** begin Data section **
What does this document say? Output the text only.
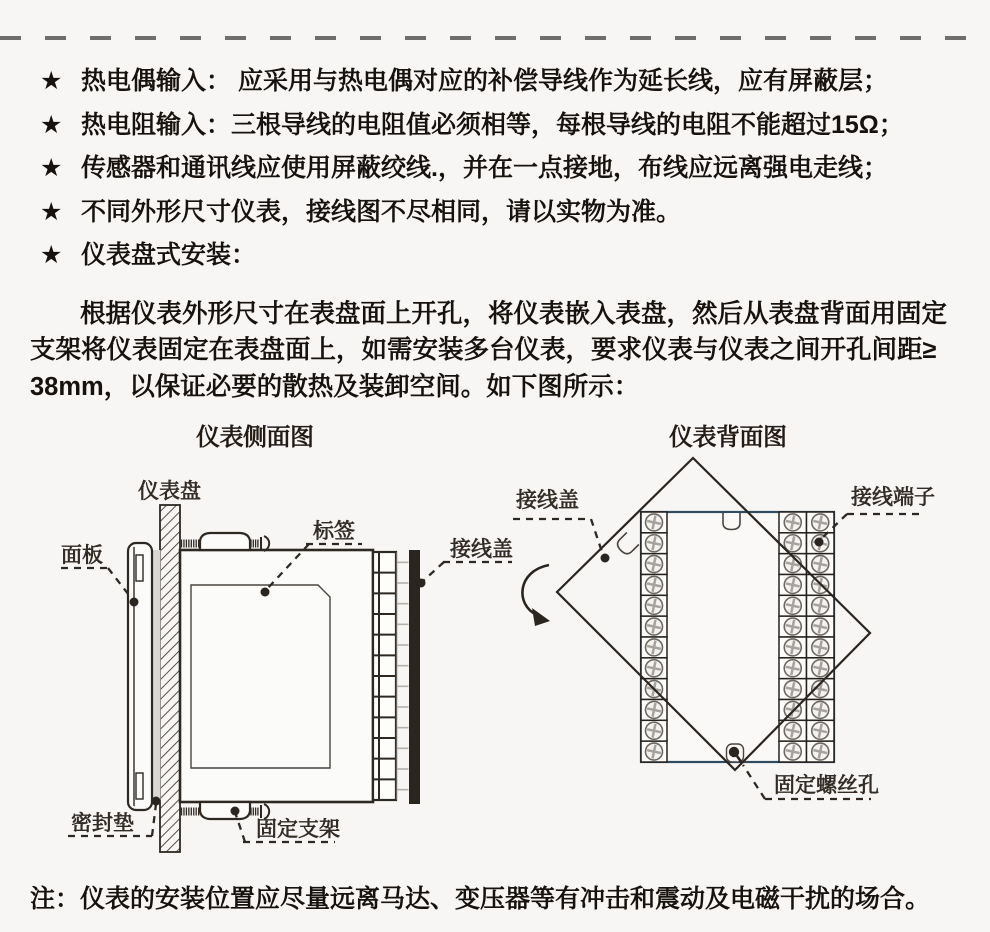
★ 热电偶输入： 应采用与热电偶对应的补偿导线作为延长线，应有屏蔽层；
★ 热电阻输入：三根导线的电阻值必须相等，每根导线的电阻不能超过15Ω；
★ 传感器和通讯线应使用屏蔽绞线.，并在一点接地，布线应远离强电走线；
★ 不同外形尺寸仪表，接线图不尽相同，请以实物为准。
★ 仪表盘式安装：
根据仪表外形尺寸在表盘面上开孔，将仪表嵌入表盘，然后从表盘背面用固定
支架将仪表固定在表盘面上，如需安装多台仪表，要求仪表与仪表之间开孔间距≥
38mm，以保证必要的散热及装卸空间。如下图所示：
仪表侧面图	仪表背面图
仪表盘
面板
标签
接线盖
密封垫	固定支架
接线盖	接线端子
固定螺丝孔
注：仪表的安装位置应尽量远离马达、变压器等有冲击和震动及电磁干扰的场合。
** end Data section **
▶ Problem to solve:
Print the complete listing exactly, apart from any pictures.

▶ Final result:
What does this document say? Output the text only.
★ 热电偶输入： 应采用与热电偶对应的补偿导线作为延长线，应有屏蔽层；
★ 热电阻输入：三根导线的电阻值必须相等，每根导线的电阻不能超过15Ω；
★ 传感器和通讯线应使用屏蔽绞线.，并在一点接地，布线应远离强电走线；
★ 不同外形尺寸仪表，接线图不尽相同，请以实物为准。
★ 仪表盘式安装：
根据仪表外形尺寸在表盘面上开孔，将仪表嵌入表盘，然后从表盘背面用固定
支架将仪表固定在表盘面上，如需安装多台仪表，要求仪表与仪表之间开孔间距≥
38mm，以保证必要的散热及装卸空间。如下图所示：
仪表侧面图	仪表背面图
仪表盘
面板
标签
接线盖
密封垫	固定支架
接线盖	接线端子
固定螺丝孔
注：仪表的安装位置应尽量远离马达、变压器等有冲击和震动及电磁干扰的场合。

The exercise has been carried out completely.